> **Stated exercise**:
Write each line out exactly, leaving none out.

> **Record extracts**:
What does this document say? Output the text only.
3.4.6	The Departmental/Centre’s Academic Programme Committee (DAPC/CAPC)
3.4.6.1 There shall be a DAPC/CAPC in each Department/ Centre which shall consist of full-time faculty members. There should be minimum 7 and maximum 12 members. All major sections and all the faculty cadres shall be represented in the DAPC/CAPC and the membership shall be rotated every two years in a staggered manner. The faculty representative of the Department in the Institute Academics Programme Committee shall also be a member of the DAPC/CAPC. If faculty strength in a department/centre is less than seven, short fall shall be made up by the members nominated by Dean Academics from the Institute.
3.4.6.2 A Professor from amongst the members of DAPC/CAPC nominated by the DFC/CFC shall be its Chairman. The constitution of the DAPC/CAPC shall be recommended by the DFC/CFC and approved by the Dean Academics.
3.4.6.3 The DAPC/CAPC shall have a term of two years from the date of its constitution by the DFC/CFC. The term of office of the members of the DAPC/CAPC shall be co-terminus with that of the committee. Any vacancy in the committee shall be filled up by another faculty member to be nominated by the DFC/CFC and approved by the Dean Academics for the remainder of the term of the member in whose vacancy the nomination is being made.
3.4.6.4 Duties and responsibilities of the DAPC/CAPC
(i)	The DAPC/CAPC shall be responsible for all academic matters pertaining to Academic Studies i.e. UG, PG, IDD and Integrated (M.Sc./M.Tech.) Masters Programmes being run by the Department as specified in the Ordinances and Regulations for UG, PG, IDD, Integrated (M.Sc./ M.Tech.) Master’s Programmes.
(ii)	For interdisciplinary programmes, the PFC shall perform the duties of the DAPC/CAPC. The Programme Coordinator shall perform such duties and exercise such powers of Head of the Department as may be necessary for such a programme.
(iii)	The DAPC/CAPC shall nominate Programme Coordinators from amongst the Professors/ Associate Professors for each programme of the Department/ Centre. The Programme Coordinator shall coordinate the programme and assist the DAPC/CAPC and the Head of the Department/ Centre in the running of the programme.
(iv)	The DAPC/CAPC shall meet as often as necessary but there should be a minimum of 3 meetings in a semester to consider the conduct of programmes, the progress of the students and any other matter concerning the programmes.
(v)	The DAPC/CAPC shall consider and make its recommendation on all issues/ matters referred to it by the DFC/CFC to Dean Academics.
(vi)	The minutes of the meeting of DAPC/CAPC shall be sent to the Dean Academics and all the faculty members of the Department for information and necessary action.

> **Completed exercise**:
What does this document say? Output the text only.
3.4.6	The Departmental/Centre’s Academic Programme Committee (DAPC/CAPC)
3.4.6.1 There shall be a DAPC/CAPC in each Department/ Centre which shall consist of full-time faculty members. There should be minimum 7 and maximum 12 members. All major sections and all the faculty cadres shall be represented in the DAPC/CAPC and the membership shall be rotated every two years in a staggered manner. The faculty representative of the Department in the Institute Academics Programme Committee shall also be a member of the DAPC/CAPC. If faculty strength in a department/centre is less than seven, short fall shall be made up by the members nominated by Dean Academics from the Institute.
3.4.6.2 A Professor from amongst the members of DAPC/CAPC nominated by the DFC/CFC shall be its Chairman. The constitution of the DAPC/CAPC shall be recommended by the DFC/CFC and approved by the Dean Academics.
3.4.6.3 The DAPC/CAPC shall have a term of two years from the date of its constitution by the DFC/CFC. The term of office of the members of the DAPC/CAPC shall be co-terminus with that of the committee. Any vacancy in the committee shall be filled up by another faculty member to be nominated by the DFC/CFC and approved by the Dean Academics for the remainder of the term of the member in whose vacancy the nomination is being made.
3.4.6.4 Duties and responsibilities of the DAPC/CAPC
(i)	The DAPC/CAPC shall be responsible for all academic matters pertaining to Academic Studies i.e. UG, PG, IDD and Integrated (M.Sc./M.Tech.) Masters Programmes being run by the Department as specified in the Ordinances and Regulations for UG, PG, IDD, Integrated (M.Sc./ M.Tech.) Master’s Programmes.
(ii)	For interdisciplinary programmes, the PFC shall perform the duties of the DAPC/CAPC. The Programme Coordinator shall perform such duties and exercise such powers of Head of the Department as may be necessary for such a programme.
(iii)	The DAPC/CAPC shall nominate Programme Coordinators from amongst the Professors/ Associate Professors for each programme of the Department/ Centre. The Programme Coordinator shall coordinate the programme and assist the DAPC/CAPC and the Head of the Department/ Centre in the running of the programme.
(iv)	The DAPC/CAPC shall meet as often as necessary but there should be a minimum of 3 meetings in a semester to consider the conduct of programmes, the progress of the students and any other matter concerning the programmes.
(v)	The DAPC/CAPC shall consider and make its recommendation on all issues/ matters referred to it by the DFC/CFC to Dean Academics.
(vi)	The minutes of the meeting of DAPC/CAPC shall be sent to the Dean Academics and all the faculty members of the Department for information and necessary action.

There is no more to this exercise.